**WHAT IS REQUIRED:** Reproduce this listing in full.

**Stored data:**

- - - - - - -

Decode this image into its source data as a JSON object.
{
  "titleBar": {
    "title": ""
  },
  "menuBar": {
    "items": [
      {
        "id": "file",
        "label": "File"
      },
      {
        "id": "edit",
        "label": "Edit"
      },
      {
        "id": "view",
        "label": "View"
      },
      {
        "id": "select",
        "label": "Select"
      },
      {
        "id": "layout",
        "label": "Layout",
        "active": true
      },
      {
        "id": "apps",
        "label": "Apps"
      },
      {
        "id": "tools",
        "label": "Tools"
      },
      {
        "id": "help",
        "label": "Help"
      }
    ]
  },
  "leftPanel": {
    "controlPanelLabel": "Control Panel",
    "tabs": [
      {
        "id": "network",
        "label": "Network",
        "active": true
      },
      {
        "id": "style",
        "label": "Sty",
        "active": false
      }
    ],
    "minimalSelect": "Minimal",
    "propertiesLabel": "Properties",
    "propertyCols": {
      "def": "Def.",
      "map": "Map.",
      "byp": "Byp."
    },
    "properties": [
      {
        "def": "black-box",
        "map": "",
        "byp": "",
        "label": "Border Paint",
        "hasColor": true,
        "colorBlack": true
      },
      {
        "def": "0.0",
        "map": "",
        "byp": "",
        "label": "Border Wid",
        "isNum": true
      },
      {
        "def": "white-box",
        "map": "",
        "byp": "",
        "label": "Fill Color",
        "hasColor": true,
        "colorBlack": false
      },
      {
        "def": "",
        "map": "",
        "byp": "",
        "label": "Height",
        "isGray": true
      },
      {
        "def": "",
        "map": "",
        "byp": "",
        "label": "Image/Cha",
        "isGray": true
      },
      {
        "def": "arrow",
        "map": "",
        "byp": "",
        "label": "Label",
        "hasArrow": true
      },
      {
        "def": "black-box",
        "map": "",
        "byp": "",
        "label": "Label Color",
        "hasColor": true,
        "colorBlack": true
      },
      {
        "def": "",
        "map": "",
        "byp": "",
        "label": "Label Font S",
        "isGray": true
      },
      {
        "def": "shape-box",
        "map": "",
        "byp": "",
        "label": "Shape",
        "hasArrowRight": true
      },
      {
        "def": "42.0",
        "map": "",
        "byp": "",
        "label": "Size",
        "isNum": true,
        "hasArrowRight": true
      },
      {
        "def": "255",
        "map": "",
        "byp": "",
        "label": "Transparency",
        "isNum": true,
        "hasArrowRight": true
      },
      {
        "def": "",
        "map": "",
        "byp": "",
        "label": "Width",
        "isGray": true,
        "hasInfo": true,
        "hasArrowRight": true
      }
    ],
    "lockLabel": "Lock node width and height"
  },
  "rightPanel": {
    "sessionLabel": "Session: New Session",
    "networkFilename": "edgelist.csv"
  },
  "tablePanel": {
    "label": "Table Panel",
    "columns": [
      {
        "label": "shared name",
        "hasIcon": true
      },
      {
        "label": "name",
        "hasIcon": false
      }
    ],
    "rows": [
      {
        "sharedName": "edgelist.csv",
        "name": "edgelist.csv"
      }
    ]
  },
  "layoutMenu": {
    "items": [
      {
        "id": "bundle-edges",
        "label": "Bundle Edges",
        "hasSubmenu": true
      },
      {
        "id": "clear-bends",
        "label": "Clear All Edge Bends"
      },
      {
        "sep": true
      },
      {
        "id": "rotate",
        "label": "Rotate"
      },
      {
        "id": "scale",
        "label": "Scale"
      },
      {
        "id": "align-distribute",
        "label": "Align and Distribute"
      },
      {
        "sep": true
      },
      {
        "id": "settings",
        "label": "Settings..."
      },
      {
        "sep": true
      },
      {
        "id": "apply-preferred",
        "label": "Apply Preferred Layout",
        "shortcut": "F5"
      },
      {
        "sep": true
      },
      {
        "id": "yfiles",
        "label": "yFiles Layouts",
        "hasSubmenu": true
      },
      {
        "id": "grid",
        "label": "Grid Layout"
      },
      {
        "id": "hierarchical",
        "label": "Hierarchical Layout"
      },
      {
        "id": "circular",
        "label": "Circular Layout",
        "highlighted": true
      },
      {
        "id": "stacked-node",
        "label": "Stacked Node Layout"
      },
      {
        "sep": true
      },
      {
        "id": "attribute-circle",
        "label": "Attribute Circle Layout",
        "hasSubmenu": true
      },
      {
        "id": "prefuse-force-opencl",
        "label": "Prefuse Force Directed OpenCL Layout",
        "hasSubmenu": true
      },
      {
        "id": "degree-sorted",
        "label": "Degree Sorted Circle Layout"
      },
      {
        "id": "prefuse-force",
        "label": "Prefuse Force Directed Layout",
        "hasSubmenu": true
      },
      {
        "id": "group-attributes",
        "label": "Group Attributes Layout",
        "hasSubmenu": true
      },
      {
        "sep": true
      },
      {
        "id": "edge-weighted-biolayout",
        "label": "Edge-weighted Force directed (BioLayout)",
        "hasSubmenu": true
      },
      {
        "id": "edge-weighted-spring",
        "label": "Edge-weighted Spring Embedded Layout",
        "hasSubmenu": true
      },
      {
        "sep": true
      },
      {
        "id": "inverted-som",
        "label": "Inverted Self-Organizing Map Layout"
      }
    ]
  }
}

- - - - - - -

**ANSWER FOR THE TASK:**
Decode this image into its source data as a JSON object.
{
  "titleBar": {
    "title": ""
  },
  "menuBar": {
    "items": [
      {
        "id": "file",
        "label": "File"
      },
      {
        "id": "edit",
        "label": "Edit"
      },
      {
        "id": "view",
        "label": "View"
      },
      {
        "id": "select",
        "label": "Select"
      },
      {
        "id": "layout",
        "label": "Layout",
        "active": true
      },
      {
        "id": "apps",
        "label": "Apps"
      },
      {
        "id": "tools",
        "label": "Tools"
      },
      {
        "id": "help",
        "label": "Help"
      }
    ]
  },
  "leftPanel": {
    "controlPanelLabel": "Control Panel",
    "tabs": [
      {
        "id": "network",
        "label": "Network",
        "active": true
      },
      {
        "id": "style",
        "label": "Sty",
        "active": false
      }
    ],
    "minimalSelect": "Minimal",
    "propertiesLabel": "Properties",
    "propertyCols": {
      "def": "Def.",
      "map": "Map.",
      "byp": "Byp."
    },
    "properties": [
      {
        "def": "black-box",
        "map": "",
        "byp": "",
        "label": "Border Paint",
        "hasColor": true,
        "colorBlack": true
      },
      {
        "def": "0.0",
        "map": "",
        "byp": "",
        "label": "Border Wid",
        "isNum": true
      },
      {
        "def": "white-box",
        "map": "",
        "byp": "",
        "label": "Fill Color",
        "hasColor": true,
        "colorBlack": false
      },
      {
        "def": "",
        "map": "",
        "byp": "",
        "label": "Height",
        "isGray": true
      },
      {
        "def": "",
        "map": "",
        "byp": "",
        "label": "Image/Cha",
        "isGray": true
      },
      {
        "def": "arrow",
        "map": "",
        "byp": "",
        "label": "Label",
        "hasArrow": true
      },
      {
        "def": "black-box",
        "map": "",
        "byp": "",
        "label": "Label Color",
        "hasColor": true,
        "colorBlack": true
      },
      {
        "def": "",
        "map": "",
        "byp": "",
        "label": "Label Font S",
        "isGray": true
      },
      {
        "def": "shape-box",
        "map": "",
        "byp": "",
        "label": "Shape",
        "hasArrowRight": true
      },
      {
        "def": "42.0",
        "map": "",
        "byp": "",
        "label": "Size",
        "isNum": true,
        "hasArrowRight": true
      },
      {
        "def": "255",
        "map": "",
        "byp": "",
        "label": "Transparency",
        "isNum": true,
        "hasArrowRight": true
      },
      {
        "def": "",
        "map": "",
        "byp": "",
        "label": "Width",
        "isGray": true,
        "hasInfo": true,
        "hasArrowRight": true
      }
    ],
    "lockLabel": "Lock node width and height"
  },
  "rightPanel": {
    "sessionLabel": "Session: New Session",
    "networkFilename": "edgelist.csv"
  },
  "tablePanel": {
    "label": "Table Panel",
    "columns": [
      {
        "label": "shared name",
        "hasIcon": true
      },
      {
        "label": "name",
        "hasIcon": false
      }
    ],
    "rows": [
      {
        "sharedName": "edgelist.csv",
        "name": "edgelist.csv"
      }
    ]
  },
  "layoutMenu": {
    "items": [
      {
        "id": "bundle-edges",
        "label": "Bundle Edges",
        "hasSubmenu": true
      },
      {
        "id": "clear-bends",
        "label": "Clear All Edge Bends"
      },
      {
        "sep": true
      },
      {
        "id": "rotate",
        "label": "Rotate"
      },
      {
        "id": "scale",
        "label": "Scale"
      },
      {
        "id": "align-distribute",
        "label": "Align and Distribute"
      },
      {
        "sep": true
      },
      {
        "id": "settings",
        "label": "Settings..."
      },
      {
        "sep": true
      },
      {
        "id": "apply-preferred",
        "label": "Apply Preferred Layout",
        "shortcut": "F5"
      },
      {
        "sep": true
      },
      {
        "id": "yfiles",
        "label": "yFiles Layouts",
        "hasSubmenu": true
      },
      {
        "id": "grid",
        "label": "Grid Layout"
      },
      {
        "id": "hierarchical",
        "label": "Hierarchical Layout"
      },
      {
        "id": "circular",
        "label": "Circular Layout",
        "highlighted": true
      },
      {
        "id": "stacked-node",
        "label": "Stacked Node Layout"
      },
      {
        "sep": true
      },
      {
        "id": "attribute-circle",
        "label": "Attribute Circle Layout",
        "hasSubmenu": true
      },
      {
        "id": "prefuse-force-opencl",
        "label": "Prefuse Force Directed OpenCL Layout",
        "hasSubmenu": true
      },
      {
        "id": "degree-sorted",
        "label": "Degree Sorted Circle Layout"
      },
      {
        "id": "prefuse-force",
        "label": "Prefuse Force Directed Layout",
        "hasSubmenu": true
      },
      {
        "id": "group-attributes",
        "label": "Group Attributes Layout",
        "hasSubmenu": true
      },
      {
        "sep": true
      },
      {
        "id": "edge-weighted-biolayout",
        "label": "Edge-weighted Force directed (BioLayout)",
        "hasSubmenu": true
      },
      {
        "id": "edge-weighted-spring",
        "label": "Edge-weighted Spring Embedded Layout",
        "hasSubmenu": true
      },
      {
        "sep": true
      },
      {
        "id": "inverted-som",
        "label": "Inverted Self-Organizing Map Layout"
      }
    ]
  }
}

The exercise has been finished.